**提供データ**
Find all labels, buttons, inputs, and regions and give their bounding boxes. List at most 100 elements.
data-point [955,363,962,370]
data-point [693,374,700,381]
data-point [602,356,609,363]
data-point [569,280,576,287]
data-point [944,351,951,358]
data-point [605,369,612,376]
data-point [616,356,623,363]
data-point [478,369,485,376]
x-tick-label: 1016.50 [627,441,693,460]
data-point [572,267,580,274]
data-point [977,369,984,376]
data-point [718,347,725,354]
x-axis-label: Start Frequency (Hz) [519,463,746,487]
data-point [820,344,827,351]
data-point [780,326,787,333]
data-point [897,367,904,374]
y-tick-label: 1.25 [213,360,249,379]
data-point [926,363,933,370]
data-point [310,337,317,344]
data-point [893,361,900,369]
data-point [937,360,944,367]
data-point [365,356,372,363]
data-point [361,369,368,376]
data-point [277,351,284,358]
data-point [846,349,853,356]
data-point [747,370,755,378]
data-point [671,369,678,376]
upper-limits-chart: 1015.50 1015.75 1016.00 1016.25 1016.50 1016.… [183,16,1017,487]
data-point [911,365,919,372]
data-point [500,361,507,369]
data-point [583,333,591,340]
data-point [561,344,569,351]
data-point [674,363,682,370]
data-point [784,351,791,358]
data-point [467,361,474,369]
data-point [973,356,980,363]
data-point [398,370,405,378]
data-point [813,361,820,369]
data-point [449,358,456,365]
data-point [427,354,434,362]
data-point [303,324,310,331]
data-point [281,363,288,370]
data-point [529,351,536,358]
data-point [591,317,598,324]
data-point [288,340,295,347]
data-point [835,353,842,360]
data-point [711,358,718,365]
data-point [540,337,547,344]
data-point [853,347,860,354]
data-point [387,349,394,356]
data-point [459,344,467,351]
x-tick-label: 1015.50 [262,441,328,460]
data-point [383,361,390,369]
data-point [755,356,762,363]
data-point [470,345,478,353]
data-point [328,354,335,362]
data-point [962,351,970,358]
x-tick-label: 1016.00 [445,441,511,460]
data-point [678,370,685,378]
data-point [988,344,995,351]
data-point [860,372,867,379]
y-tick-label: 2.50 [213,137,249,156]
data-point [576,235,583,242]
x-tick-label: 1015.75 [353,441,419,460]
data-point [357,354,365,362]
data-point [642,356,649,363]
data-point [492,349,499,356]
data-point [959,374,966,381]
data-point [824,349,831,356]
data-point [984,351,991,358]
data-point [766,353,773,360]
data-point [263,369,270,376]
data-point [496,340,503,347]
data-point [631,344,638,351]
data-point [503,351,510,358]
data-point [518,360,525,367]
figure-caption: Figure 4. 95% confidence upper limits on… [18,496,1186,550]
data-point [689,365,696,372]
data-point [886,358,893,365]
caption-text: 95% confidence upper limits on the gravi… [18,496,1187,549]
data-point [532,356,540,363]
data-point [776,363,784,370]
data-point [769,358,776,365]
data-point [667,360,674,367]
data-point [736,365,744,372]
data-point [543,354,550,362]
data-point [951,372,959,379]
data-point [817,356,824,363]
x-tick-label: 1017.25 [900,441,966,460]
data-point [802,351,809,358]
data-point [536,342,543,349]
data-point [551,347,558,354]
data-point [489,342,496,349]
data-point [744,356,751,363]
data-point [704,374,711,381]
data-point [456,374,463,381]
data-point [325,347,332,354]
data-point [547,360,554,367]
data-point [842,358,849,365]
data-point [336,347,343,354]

**課題の目的**
上の行から、文字列「limits」を含むものだけをすべて抜き出してください。

**解答**
upper-limits-chart: 1015.50 1015.75 1016.00 1016.25 1016.50 1016.… [183,16,1017,487]
figure-caption: Figure 4. 95% confidence upper limits on… [18,496,1186,550]
caption-text: 95% confidence upper limits on the gravi… [18,496,1187,549]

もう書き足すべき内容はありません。